PROBLEM STATEMENT — Can you reproduce the stretch of material from the line containing "List every element" through the line containing "country-filter-bar: Все страны", both included and word for word? Leave the pictures out.

LISTED ENTRIES —
----

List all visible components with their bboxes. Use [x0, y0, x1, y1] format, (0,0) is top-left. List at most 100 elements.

----

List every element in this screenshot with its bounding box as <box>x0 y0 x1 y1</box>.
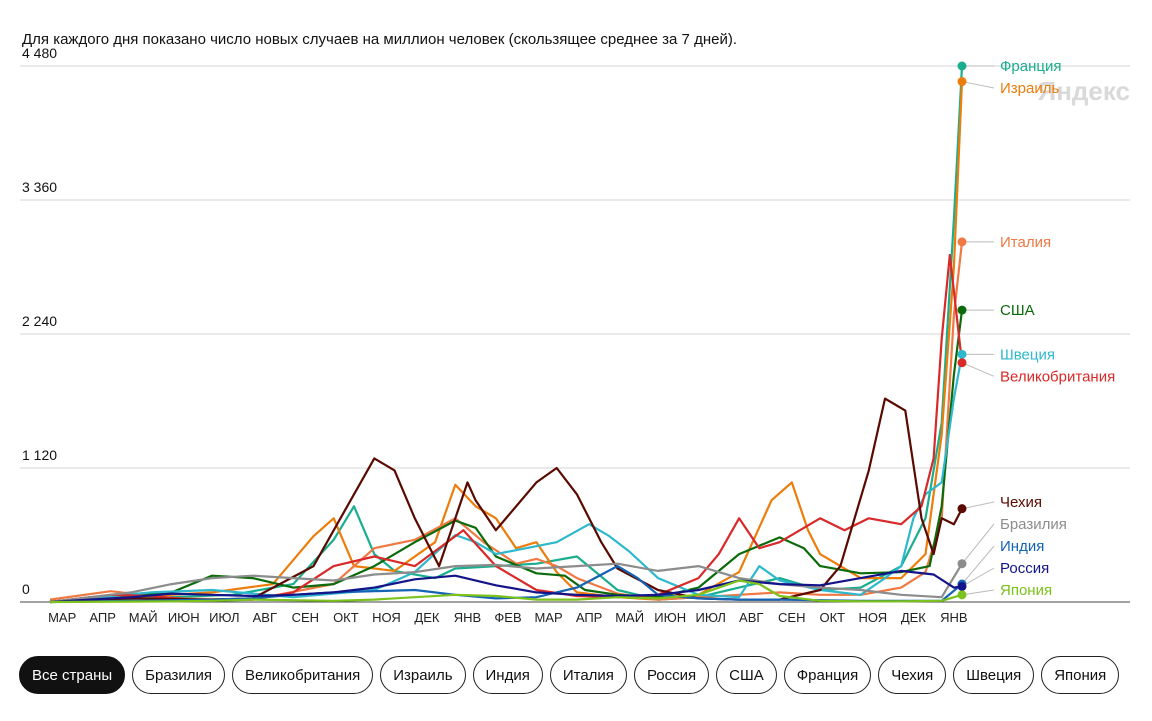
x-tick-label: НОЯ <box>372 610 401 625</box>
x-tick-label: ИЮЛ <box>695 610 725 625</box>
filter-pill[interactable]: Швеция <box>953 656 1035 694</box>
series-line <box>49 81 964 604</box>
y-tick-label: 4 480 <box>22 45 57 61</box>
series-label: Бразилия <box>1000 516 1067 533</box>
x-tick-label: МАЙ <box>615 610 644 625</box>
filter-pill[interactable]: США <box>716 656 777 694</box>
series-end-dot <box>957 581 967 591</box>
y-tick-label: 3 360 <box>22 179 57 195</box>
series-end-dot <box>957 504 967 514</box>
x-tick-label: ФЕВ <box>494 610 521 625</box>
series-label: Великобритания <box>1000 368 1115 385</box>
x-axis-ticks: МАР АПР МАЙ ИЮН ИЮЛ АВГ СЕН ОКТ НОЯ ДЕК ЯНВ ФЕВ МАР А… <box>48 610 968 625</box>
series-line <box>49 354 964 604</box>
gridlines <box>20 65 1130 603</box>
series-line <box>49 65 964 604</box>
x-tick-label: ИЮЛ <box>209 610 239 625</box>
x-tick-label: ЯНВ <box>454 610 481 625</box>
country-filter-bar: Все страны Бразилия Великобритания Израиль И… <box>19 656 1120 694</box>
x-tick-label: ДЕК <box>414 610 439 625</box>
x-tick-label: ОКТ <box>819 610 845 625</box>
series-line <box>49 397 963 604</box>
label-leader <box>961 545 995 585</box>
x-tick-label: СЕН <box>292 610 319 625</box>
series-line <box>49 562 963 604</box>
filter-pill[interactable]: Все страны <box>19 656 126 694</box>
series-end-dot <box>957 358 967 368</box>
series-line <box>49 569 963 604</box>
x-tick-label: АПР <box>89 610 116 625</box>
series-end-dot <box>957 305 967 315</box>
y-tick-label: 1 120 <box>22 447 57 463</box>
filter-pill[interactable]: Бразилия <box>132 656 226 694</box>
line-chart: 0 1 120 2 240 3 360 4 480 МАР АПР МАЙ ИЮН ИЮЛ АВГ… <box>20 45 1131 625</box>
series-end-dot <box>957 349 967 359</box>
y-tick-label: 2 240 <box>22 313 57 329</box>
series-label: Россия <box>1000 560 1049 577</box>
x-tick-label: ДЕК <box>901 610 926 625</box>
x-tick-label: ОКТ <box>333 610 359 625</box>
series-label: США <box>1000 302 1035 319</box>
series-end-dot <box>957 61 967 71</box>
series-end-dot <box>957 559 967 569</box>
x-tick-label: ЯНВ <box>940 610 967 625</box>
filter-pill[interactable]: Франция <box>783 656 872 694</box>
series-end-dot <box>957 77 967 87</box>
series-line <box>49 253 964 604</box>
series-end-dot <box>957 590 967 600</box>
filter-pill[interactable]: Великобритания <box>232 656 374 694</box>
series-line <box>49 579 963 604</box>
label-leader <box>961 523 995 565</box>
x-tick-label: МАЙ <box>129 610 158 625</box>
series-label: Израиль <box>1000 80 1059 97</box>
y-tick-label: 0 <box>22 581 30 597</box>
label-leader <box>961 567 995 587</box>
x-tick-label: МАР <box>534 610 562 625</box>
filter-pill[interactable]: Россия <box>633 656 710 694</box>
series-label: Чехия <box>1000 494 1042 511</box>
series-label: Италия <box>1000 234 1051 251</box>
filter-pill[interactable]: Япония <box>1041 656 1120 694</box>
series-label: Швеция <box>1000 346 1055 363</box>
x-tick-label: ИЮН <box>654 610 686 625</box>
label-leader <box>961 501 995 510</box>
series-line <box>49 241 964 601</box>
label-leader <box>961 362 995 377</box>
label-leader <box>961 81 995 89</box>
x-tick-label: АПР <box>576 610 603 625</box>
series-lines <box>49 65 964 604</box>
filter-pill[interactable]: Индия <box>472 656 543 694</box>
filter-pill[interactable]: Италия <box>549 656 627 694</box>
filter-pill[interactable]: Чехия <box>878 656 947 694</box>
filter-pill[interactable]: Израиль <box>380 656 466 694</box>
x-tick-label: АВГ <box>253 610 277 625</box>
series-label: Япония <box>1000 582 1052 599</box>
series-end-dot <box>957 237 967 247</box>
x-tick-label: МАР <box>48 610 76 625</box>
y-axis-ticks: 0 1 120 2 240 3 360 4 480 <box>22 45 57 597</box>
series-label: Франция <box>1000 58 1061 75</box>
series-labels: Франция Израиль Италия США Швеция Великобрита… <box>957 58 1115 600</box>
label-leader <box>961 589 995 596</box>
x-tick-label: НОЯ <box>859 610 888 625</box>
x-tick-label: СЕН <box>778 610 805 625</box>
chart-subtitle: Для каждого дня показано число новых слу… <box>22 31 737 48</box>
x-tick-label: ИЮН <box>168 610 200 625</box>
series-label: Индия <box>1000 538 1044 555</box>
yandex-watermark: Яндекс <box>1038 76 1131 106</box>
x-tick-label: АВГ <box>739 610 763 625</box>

----

TASK SOLUTION —
List every element in this screenshot with its bounding box as <box>x0 y0 x1 y1</box>.
x-tick-label: НОЯ <box>372 610 401 625</box>
x-tick-label: ИЮЛ <box>695 610 725 625</box>
filter-pill[interactable]: Швеция <box>953 656 1035 694</box>
series-line <box>49 81 964 604</box>
y-tick-label: 4 480 <box>22 45 57 61</box>
series-label: Бразилия <box>1000 516 1067 533</box>
x-tick-label: МАЙ <box>615 610 644 625</box>
filter-pill[interactable]: США <box>716 656 777 694</box>
series-end-dot <box>957 581 967 591</box>
y-tick-label: 3 360 <box>22 179 57 195</box>
series-end-dot <box>957 504 967 514</box>
x-tick-label: ФЕВ <box>494 610 521 625</box>
series-label: Великобритания <box>1000 368 1115 385</box>
x-axis-ticks: МАР АПР МАЙ ИЮН ИЮЛ АВГ СЕН ОКТ НОЯ ДЕК ЯНВ ФЕВ МАР А… <box>48 610 968 625</box>
series-line <box>49 354 964 604</box>
gridlines <box>20 65 1130 603</box>
series-line <box>49 65 964 604</box>
x-tick-label: ИЮЛ <box>209 610 239 625</box>
x-tick-label: ЯНВ <box>454 610 481 625</box>
country-filter-bar: Все страны Бразилия Великобритания Израиль И… <box>19 656 1120 694</box>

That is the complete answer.